REQUIRED TASK:
A single number is the answer here: how many lines of the entries contain "name"?

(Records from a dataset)
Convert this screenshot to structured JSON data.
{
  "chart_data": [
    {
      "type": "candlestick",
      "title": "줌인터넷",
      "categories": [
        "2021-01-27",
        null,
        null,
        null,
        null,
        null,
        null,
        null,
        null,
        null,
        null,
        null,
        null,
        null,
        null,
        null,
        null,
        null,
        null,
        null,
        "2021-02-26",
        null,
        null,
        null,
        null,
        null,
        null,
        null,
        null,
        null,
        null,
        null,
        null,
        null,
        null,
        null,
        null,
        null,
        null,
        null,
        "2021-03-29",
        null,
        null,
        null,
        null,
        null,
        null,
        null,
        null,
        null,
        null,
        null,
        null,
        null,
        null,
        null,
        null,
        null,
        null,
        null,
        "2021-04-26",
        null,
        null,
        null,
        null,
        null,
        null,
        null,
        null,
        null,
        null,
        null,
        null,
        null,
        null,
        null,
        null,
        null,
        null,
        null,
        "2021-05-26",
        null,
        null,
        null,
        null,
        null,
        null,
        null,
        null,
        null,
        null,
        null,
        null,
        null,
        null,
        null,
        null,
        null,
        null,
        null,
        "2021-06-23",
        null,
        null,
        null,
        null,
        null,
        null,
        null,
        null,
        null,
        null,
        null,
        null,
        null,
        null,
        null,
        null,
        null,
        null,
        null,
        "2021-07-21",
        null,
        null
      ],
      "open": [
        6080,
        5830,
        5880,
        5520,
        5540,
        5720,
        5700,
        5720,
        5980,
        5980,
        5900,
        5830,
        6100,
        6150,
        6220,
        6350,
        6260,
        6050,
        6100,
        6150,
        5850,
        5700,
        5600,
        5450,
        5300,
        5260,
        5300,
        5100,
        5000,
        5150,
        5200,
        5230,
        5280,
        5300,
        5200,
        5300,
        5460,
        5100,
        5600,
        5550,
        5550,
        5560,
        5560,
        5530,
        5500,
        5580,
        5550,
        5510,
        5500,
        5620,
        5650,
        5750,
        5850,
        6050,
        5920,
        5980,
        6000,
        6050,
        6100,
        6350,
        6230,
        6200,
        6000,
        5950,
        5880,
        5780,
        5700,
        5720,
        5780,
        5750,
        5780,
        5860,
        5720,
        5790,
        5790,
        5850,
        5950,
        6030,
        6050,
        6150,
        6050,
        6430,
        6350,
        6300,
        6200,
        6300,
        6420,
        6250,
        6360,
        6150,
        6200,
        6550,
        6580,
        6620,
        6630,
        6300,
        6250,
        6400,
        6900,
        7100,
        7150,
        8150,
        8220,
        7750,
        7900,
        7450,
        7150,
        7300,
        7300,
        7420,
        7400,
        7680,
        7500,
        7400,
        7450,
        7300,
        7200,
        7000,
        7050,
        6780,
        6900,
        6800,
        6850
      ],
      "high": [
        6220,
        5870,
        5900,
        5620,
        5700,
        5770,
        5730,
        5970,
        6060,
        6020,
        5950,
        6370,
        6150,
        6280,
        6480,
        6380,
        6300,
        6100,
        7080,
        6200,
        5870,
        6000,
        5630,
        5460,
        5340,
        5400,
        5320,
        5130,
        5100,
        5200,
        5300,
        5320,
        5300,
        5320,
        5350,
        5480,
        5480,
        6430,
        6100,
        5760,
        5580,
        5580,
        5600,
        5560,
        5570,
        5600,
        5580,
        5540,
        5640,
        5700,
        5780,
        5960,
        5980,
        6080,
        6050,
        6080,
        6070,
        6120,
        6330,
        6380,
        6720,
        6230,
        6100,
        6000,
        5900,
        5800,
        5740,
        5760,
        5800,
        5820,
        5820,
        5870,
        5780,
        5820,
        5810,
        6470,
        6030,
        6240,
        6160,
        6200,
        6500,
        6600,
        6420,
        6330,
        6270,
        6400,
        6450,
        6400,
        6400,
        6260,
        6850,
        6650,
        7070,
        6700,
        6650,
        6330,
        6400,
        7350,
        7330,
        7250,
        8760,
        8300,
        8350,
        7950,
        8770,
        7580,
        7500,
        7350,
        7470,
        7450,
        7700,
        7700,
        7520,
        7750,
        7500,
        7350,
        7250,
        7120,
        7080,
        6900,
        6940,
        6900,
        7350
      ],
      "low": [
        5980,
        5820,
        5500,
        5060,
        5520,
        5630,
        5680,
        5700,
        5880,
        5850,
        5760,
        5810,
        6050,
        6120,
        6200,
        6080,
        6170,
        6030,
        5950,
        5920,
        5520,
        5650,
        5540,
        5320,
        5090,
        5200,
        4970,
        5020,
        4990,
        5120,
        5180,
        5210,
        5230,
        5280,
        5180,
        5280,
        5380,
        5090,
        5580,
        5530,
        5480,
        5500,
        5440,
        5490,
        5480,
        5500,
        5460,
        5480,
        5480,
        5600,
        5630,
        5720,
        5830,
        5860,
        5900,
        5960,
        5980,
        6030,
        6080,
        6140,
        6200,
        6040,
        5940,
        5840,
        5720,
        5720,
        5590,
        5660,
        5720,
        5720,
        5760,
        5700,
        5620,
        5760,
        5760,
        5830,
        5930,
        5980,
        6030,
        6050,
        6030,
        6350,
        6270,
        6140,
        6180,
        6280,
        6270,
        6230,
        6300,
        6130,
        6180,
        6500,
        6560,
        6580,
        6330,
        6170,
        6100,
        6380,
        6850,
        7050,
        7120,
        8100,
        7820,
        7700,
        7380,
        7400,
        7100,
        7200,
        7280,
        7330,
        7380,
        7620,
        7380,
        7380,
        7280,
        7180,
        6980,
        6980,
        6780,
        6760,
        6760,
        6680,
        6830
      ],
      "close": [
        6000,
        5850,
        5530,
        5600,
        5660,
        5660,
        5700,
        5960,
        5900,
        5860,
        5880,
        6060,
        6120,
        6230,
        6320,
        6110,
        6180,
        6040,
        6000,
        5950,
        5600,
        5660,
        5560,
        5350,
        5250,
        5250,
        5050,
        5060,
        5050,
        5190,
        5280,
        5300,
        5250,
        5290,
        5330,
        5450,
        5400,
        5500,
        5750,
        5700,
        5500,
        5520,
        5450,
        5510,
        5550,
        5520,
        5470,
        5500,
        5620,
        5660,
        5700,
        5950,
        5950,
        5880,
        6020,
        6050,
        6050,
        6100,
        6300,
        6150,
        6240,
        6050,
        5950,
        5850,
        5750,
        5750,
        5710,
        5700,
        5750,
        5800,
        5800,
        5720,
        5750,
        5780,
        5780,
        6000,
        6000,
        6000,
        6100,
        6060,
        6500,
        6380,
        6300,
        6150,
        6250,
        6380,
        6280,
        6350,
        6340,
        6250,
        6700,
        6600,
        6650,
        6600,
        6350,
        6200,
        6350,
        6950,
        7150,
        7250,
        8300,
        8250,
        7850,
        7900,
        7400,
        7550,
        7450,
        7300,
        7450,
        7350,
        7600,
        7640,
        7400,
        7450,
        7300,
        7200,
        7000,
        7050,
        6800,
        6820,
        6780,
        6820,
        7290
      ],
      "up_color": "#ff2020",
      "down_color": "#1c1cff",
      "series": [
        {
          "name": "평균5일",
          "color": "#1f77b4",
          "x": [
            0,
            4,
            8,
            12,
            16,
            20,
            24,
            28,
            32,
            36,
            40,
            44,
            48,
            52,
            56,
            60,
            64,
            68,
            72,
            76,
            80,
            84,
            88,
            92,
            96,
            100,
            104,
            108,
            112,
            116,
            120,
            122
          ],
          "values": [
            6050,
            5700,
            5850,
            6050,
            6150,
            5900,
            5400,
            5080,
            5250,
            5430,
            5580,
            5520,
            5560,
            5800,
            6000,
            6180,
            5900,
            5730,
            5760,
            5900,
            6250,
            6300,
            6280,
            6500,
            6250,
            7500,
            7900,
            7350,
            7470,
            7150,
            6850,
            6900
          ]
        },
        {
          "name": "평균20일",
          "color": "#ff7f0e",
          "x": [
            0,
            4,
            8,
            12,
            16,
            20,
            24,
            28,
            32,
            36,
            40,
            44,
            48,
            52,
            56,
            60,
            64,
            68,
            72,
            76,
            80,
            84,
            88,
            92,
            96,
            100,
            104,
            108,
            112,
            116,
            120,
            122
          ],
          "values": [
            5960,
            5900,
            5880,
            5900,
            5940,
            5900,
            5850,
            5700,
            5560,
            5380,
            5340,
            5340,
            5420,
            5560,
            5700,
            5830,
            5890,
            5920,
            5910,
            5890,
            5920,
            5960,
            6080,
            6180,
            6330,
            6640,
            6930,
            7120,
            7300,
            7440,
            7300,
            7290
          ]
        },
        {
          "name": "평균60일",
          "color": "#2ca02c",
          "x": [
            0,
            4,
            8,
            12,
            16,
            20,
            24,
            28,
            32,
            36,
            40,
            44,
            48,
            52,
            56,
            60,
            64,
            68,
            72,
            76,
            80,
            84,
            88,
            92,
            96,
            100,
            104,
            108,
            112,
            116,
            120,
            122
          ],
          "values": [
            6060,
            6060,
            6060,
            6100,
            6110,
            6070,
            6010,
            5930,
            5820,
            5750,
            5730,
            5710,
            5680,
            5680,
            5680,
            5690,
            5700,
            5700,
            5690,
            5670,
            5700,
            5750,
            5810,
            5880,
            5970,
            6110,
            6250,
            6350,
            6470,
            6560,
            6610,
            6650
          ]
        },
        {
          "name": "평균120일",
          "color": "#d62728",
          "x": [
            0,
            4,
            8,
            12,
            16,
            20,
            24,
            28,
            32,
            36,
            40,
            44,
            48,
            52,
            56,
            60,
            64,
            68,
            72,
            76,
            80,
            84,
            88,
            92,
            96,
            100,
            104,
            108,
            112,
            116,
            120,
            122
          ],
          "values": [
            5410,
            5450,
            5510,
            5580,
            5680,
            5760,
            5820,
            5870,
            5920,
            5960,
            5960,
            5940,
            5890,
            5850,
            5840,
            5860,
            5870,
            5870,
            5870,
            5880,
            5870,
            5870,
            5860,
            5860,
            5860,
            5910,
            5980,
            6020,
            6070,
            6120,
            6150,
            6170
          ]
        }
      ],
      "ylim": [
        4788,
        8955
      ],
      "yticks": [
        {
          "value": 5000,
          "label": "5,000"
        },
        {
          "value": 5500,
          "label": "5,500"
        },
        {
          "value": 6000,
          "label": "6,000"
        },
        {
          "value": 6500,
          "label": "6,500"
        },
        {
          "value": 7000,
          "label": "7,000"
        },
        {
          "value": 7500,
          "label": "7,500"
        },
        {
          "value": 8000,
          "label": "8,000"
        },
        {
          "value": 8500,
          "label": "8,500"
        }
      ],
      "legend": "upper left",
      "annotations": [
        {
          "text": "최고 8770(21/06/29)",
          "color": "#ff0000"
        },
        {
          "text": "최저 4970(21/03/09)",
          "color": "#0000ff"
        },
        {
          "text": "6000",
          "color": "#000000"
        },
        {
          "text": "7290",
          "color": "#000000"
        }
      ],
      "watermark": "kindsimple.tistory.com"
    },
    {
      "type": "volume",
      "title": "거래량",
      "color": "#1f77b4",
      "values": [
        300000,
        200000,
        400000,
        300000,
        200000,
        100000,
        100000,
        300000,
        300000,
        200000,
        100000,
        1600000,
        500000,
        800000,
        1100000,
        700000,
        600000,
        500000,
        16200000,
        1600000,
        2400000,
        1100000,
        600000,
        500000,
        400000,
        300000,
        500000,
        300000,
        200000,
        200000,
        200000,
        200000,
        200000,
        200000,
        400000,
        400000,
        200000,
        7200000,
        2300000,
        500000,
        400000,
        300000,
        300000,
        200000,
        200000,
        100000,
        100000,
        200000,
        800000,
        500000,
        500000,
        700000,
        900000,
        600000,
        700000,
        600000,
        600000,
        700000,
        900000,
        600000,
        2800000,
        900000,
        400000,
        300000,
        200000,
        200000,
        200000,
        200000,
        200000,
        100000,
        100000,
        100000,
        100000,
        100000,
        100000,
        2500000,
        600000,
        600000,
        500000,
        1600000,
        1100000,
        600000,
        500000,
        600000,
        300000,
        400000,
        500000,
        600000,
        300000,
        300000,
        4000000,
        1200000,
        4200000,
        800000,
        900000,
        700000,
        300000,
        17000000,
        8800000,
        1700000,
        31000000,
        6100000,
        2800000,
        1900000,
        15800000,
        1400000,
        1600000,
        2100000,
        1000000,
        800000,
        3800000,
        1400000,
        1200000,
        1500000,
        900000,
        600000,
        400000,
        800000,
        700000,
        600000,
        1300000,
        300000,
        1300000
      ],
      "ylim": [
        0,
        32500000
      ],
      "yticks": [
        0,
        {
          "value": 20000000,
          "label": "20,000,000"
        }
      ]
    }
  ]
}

ANSWER:
4